• **CHALLENGE**: Go over the entries below line by line, copying each one that contains the word "ребенка".

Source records

────────────────────

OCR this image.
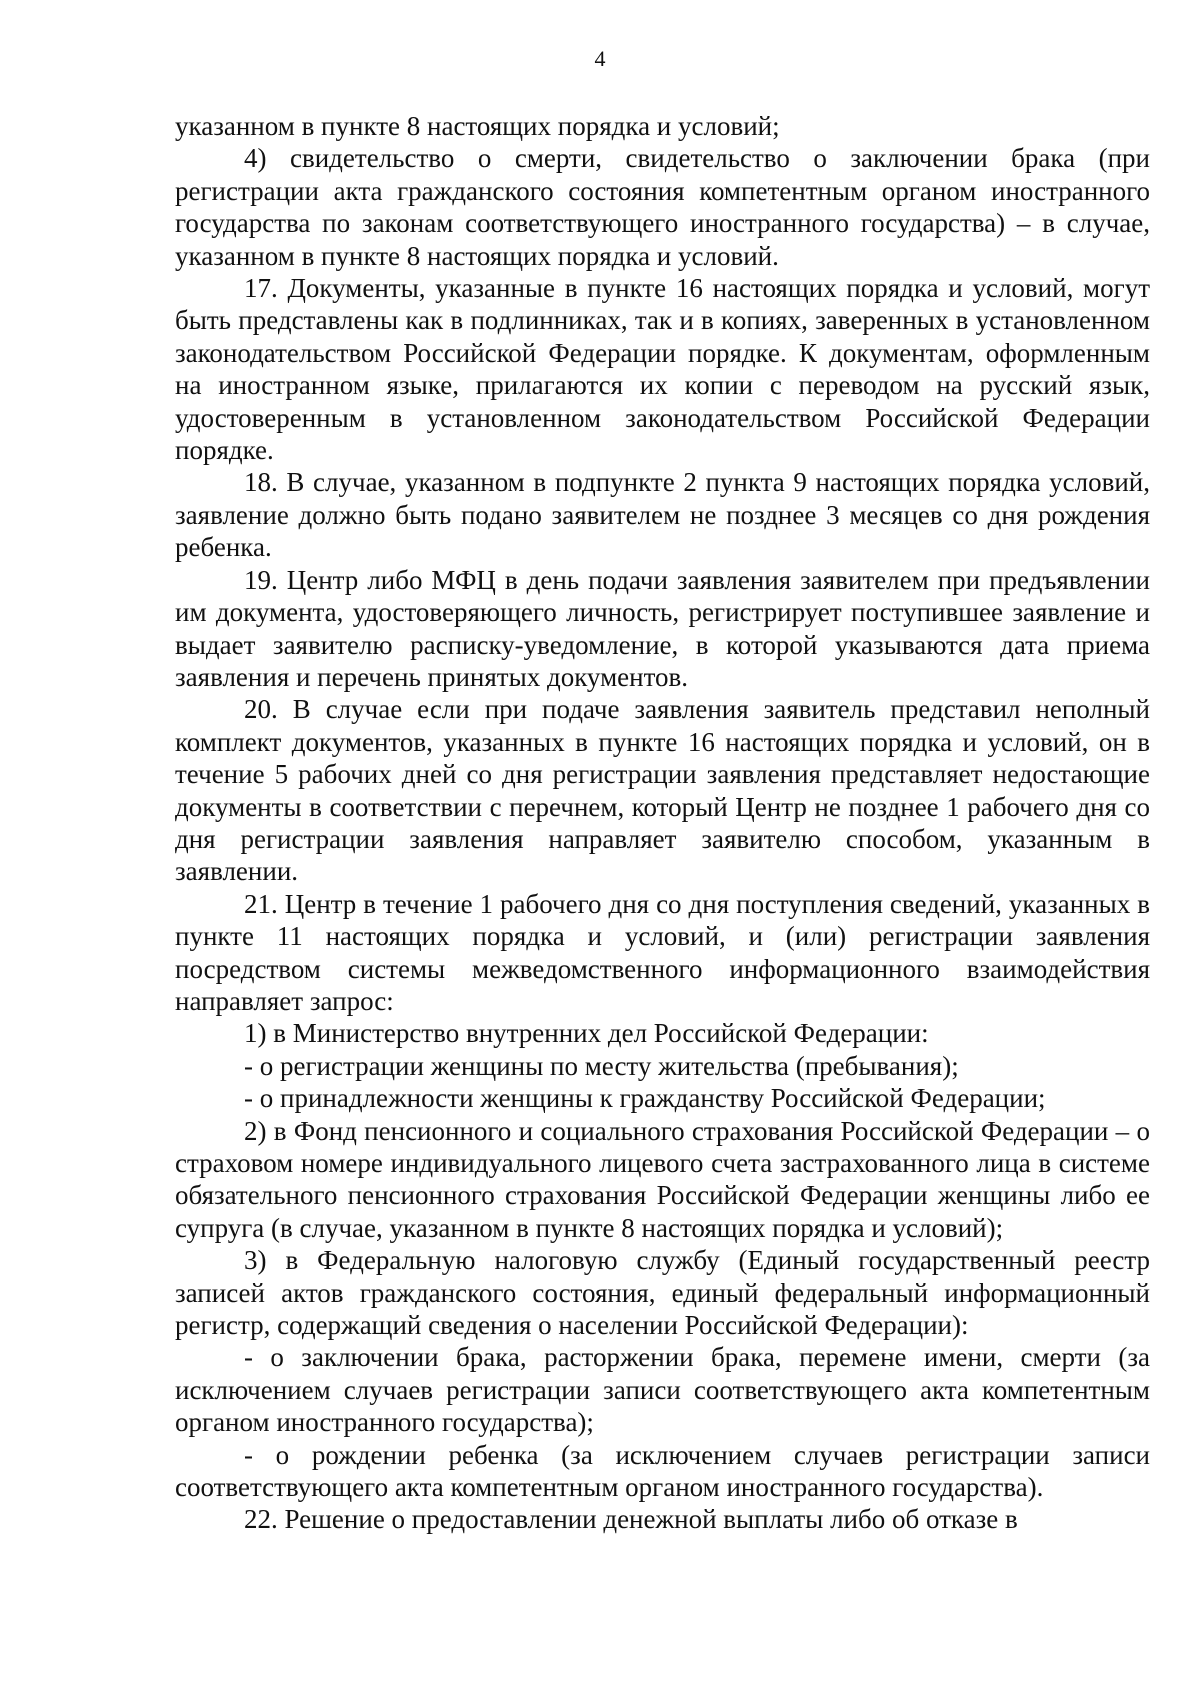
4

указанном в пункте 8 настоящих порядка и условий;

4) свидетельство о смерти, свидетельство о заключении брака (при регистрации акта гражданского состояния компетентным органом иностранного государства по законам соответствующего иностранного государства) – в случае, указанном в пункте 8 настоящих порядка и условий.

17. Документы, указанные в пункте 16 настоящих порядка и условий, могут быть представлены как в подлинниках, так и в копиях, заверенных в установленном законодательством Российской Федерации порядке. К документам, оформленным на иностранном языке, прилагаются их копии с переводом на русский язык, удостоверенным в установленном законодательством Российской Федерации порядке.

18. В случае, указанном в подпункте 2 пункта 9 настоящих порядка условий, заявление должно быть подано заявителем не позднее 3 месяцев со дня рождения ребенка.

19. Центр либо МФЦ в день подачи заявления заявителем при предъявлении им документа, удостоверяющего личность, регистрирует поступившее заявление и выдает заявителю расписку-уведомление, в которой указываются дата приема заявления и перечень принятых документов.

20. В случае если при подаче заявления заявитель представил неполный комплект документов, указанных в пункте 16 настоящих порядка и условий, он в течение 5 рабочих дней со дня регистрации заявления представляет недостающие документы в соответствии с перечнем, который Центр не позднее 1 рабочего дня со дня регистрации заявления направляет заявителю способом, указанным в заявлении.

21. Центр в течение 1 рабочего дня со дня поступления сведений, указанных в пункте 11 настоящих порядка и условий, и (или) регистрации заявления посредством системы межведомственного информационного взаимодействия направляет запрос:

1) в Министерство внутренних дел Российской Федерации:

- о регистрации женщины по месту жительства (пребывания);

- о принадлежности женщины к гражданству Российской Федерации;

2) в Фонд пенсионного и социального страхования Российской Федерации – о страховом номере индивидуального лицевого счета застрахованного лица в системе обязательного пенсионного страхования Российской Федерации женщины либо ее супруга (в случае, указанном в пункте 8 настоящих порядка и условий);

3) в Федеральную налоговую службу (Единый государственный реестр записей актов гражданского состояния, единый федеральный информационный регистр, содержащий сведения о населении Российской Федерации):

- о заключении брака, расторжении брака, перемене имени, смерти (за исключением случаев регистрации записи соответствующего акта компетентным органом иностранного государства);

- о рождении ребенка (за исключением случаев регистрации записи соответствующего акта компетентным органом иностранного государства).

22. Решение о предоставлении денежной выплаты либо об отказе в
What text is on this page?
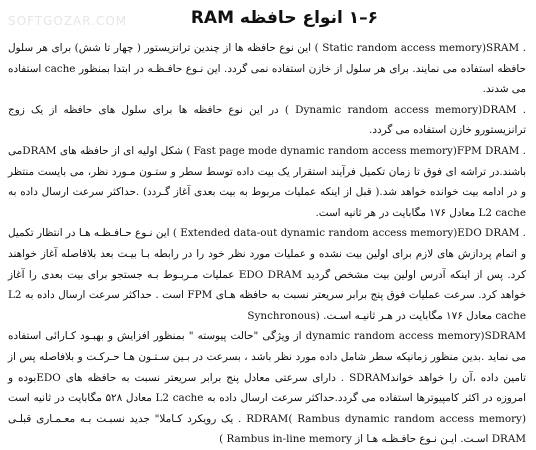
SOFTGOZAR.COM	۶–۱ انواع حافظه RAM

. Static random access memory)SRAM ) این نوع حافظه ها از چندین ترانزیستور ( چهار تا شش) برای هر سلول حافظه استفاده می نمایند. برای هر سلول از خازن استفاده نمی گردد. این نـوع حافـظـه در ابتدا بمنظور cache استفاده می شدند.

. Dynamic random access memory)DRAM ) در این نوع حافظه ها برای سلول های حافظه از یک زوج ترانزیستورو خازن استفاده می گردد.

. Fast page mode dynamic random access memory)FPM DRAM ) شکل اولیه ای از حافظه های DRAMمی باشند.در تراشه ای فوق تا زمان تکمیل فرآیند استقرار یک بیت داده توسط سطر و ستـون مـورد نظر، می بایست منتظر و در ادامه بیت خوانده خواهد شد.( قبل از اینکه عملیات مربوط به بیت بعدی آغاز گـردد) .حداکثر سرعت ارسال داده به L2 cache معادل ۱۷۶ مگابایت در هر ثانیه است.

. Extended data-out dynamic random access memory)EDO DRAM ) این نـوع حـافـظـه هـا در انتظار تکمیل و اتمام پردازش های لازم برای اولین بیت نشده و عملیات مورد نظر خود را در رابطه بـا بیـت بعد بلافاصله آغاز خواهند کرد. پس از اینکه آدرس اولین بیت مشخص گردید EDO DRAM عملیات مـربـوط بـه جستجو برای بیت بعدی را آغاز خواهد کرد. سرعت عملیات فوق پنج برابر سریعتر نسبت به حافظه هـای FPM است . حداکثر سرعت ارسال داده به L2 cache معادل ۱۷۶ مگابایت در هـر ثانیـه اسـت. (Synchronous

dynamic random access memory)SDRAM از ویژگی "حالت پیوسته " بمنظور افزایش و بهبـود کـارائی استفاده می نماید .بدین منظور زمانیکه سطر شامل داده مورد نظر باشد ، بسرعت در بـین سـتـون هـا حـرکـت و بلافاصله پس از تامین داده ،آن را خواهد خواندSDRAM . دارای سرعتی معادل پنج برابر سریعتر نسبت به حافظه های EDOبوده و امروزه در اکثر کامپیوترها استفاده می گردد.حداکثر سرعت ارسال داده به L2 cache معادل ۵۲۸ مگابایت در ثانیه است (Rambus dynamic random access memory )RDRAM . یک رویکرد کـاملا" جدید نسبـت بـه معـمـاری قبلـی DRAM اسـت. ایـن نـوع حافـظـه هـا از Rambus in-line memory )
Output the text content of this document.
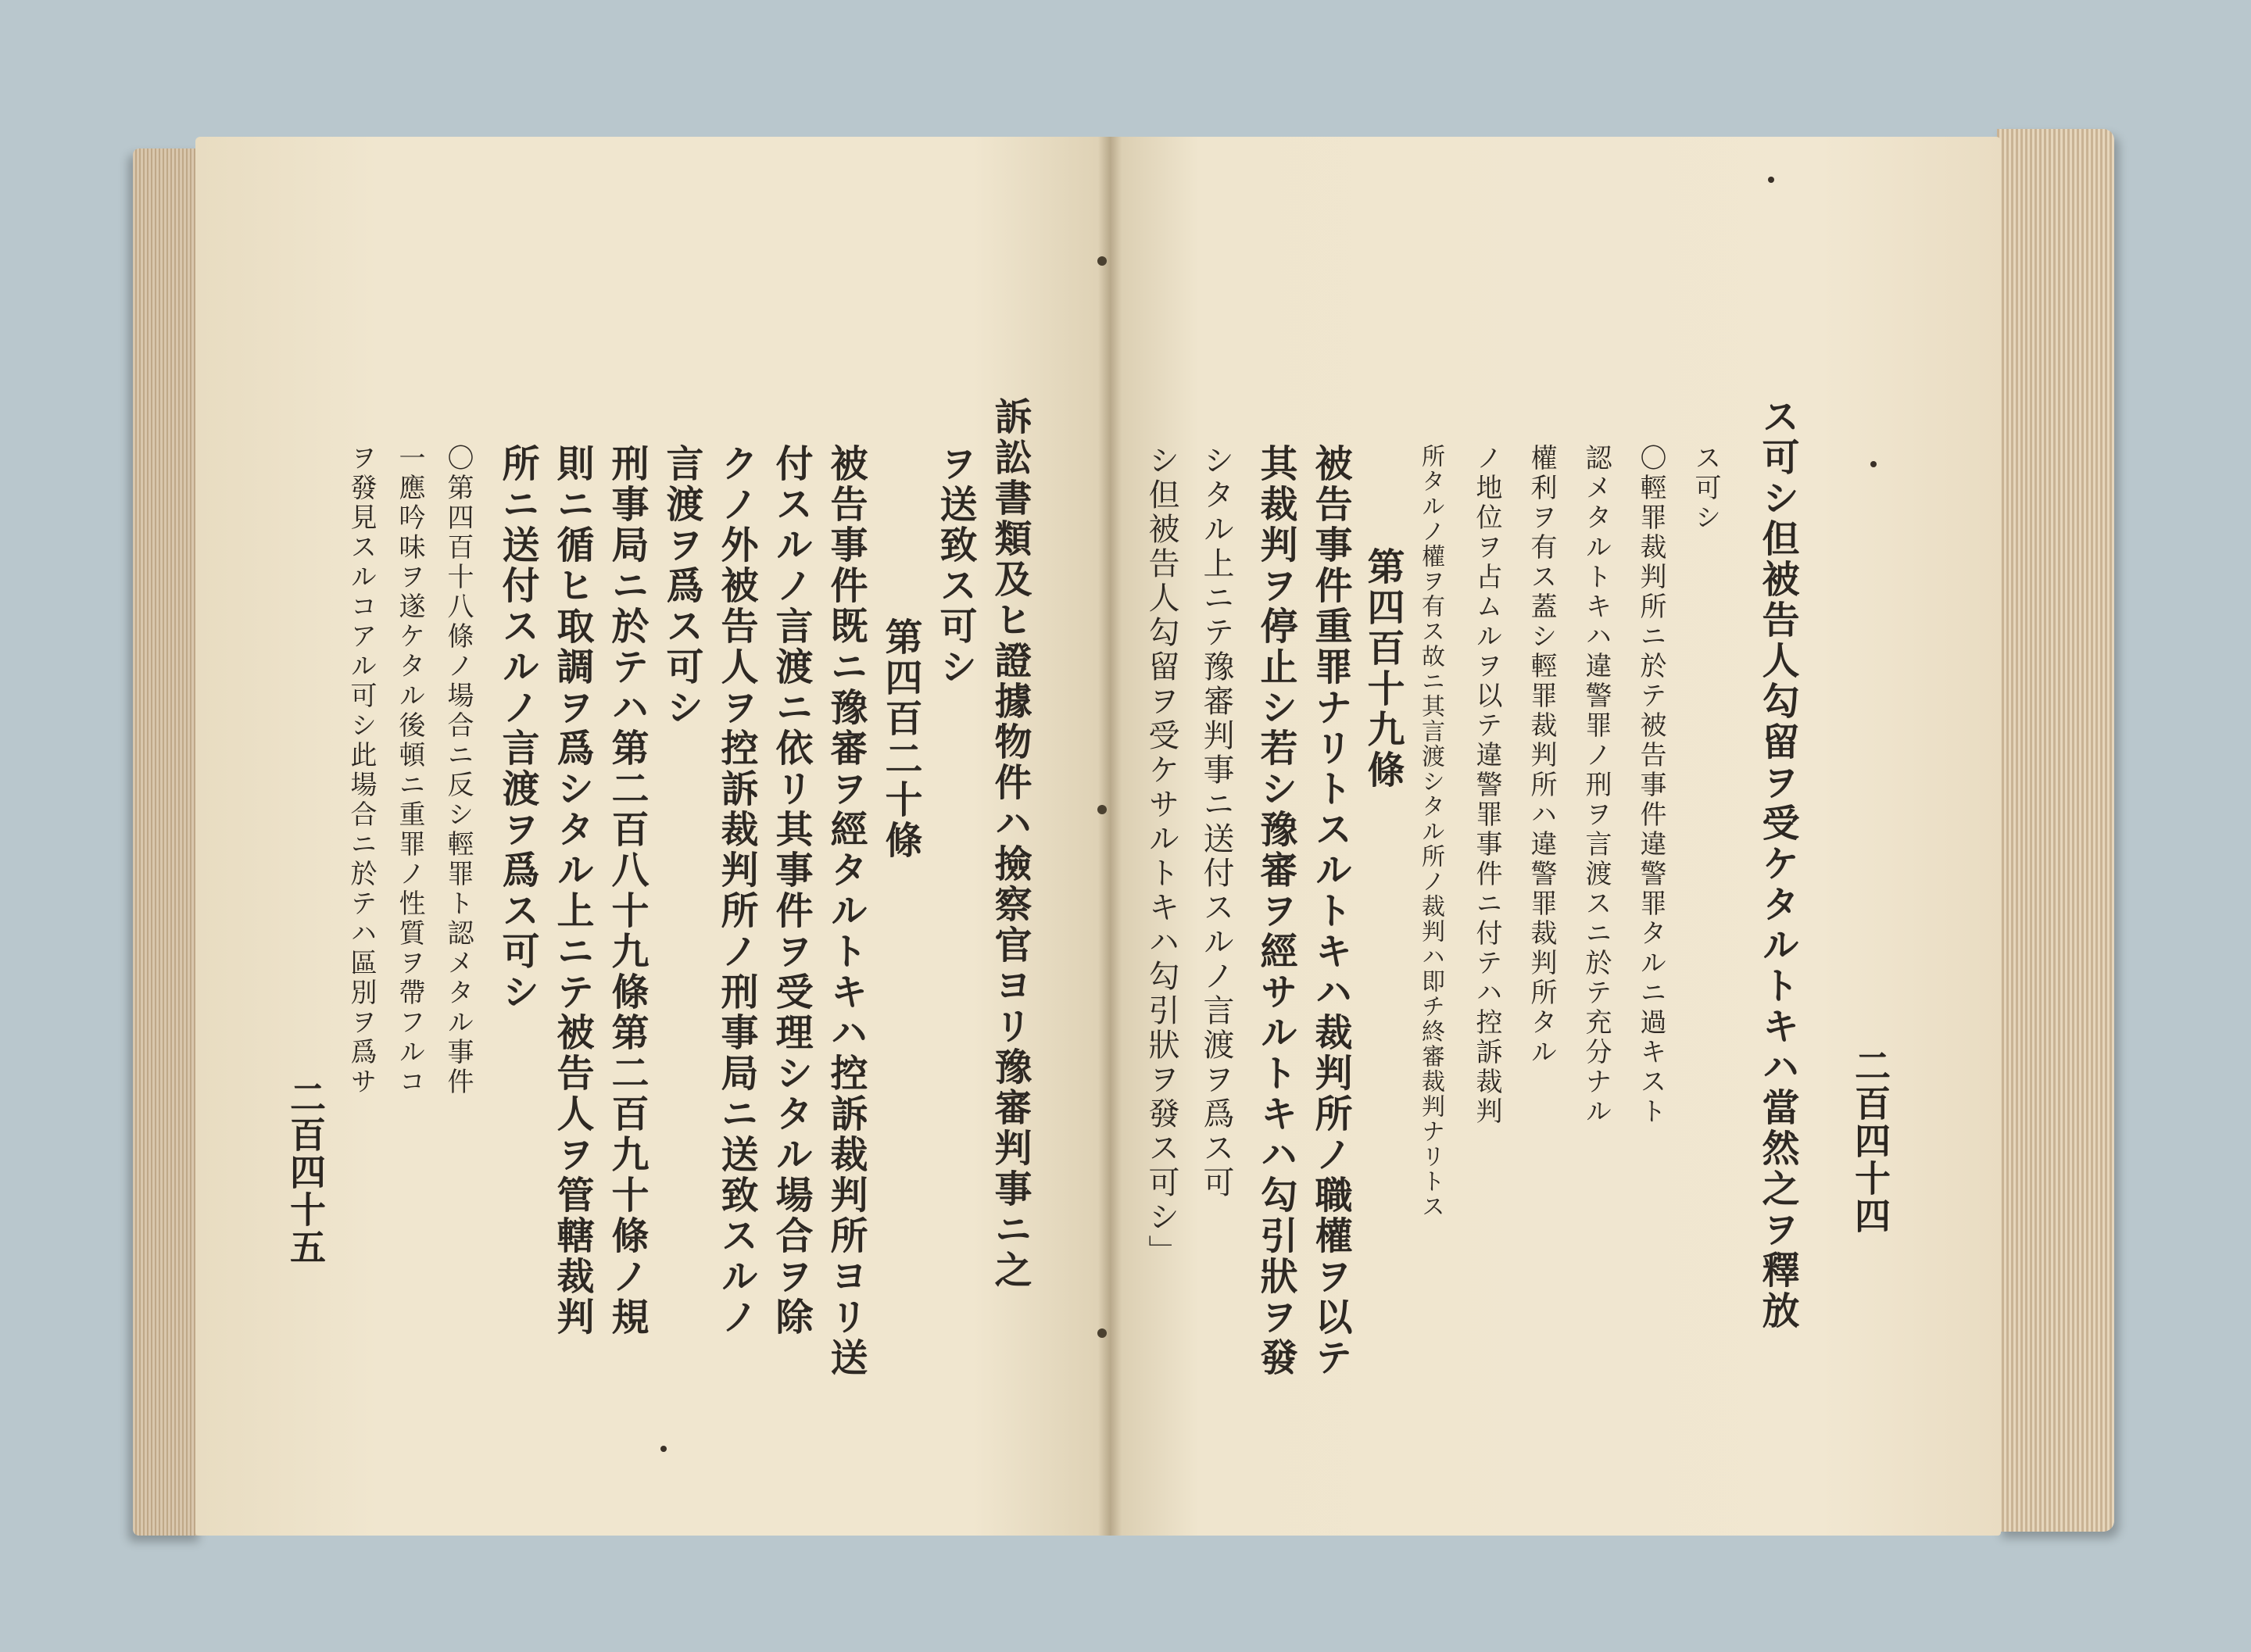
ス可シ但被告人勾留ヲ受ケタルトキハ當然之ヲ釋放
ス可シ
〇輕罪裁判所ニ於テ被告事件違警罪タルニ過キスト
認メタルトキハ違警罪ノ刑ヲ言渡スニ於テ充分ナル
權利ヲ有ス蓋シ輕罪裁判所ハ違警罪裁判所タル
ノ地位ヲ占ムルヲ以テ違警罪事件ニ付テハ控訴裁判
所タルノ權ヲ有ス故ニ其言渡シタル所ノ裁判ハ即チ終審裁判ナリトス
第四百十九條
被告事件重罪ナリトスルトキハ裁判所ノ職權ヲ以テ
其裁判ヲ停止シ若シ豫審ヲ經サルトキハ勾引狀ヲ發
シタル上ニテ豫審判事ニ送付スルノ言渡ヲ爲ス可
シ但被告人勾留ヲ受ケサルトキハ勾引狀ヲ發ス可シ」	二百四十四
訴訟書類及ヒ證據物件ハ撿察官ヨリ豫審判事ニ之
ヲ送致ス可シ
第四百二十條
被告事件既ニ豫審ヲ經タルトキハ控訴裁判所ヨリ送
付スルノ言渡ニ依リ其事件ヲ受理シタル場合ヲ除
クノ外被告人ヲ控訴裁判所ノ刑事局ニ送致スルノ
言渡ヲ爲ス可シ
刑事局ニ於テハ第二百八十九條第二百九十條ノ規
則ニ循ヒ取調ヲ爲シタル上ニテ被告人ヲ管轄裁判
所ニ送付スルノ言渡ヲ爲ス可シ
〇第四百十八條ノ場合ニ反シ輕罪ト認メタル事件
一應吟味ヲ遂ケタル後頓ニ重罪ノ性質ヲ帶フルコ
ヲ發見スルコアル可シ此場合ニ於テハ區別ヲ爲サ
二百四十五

────────────────────

• **SOLUTION TO THIS TASK**:
18. В случае, указанном в подпункте 2 пункта 9 настоящих порядка условий, заявление должно быть подано заявителем не позднее 3 месяцев со дня рождения ребенка.
- о рождении ребенка (за исключением случаев регистрации записи соответствующего акта компетентным органом иностранного государства).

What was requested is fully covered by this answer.